Exercise objective
In the entries below, find each line with the word "prehospital" and pull it out.

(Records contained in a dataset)
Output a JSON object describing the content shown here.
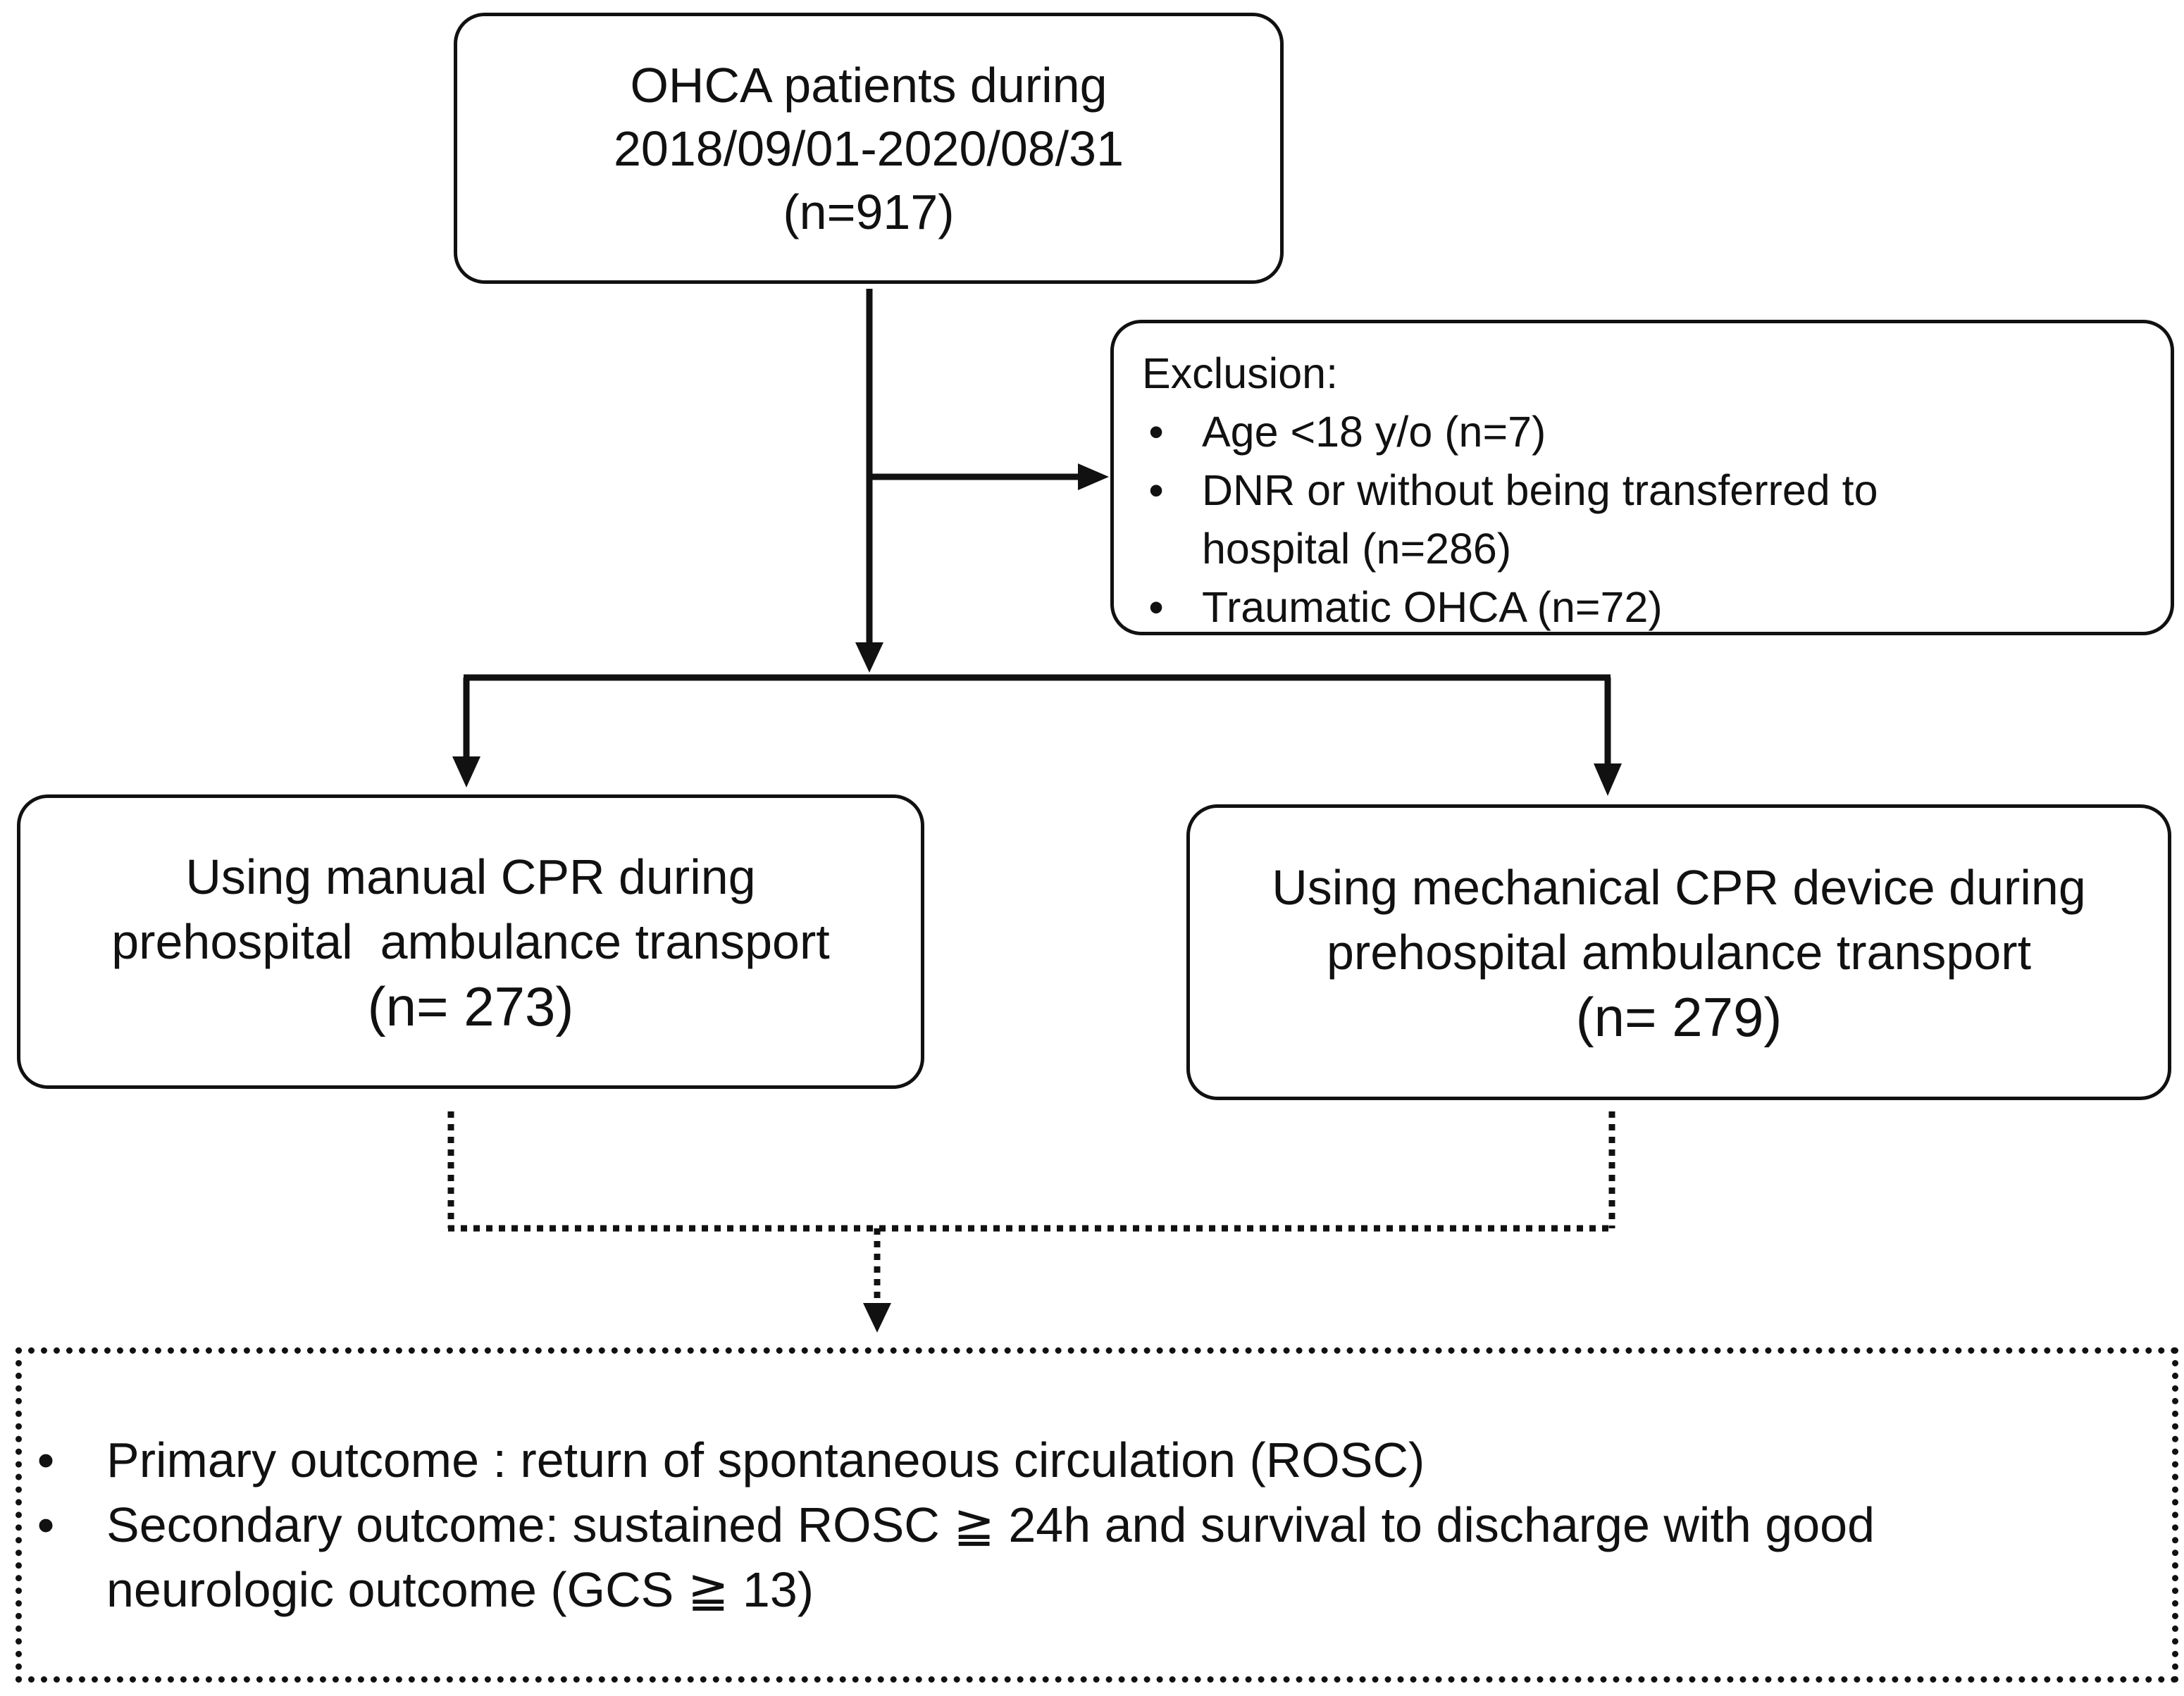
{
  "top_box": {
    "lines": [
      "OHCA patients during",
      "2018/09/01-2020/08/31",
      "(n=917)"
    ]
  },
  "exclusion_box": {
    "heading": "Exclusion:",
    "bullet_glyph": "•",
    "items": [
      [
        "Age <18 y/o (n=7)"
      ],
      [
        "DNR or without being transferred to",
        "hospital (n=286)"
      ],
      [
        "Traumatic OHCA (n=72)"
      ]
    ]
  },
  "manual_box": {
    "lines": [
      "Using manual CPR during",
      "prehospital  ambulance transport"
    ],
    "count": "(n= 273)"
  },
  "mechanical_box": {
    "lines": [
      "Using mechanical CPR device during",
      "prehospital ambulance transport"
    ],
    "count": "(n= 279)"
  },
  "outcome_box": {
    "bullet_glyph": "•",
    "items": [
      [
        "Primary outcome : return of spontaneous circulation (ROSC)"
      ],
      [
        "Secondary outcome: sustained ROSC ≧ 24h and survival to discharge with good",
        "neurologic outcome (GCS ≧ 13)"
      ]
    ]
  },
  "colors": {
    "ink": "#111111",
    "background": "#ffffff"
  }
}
==
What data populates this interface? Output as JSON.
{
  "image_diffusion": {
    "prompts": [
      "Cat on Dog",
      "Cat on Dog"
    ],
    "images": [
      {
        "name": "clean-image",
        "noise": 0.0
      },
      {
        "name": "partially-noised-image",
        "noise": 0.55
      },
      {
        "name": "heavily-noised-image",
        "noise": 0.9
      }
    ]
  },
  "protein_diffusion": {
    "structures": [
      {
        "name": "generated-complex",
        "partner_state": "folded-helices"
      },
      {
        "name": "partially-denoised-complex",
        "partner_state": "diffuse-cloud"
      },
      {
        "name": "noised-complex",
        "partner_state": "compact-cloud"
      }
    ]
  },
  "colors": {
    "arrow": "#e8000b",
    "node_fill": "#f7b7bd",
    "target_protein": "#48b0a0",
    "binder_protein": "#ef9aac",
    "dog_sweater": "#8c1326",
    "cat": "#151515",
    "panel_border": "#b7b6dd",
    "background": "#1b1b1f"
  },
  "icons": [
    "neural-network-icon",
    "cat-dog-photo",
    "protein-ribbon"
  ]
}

Response below
      "prehospital  ambulance transport"
      "prehospital ambulance transport"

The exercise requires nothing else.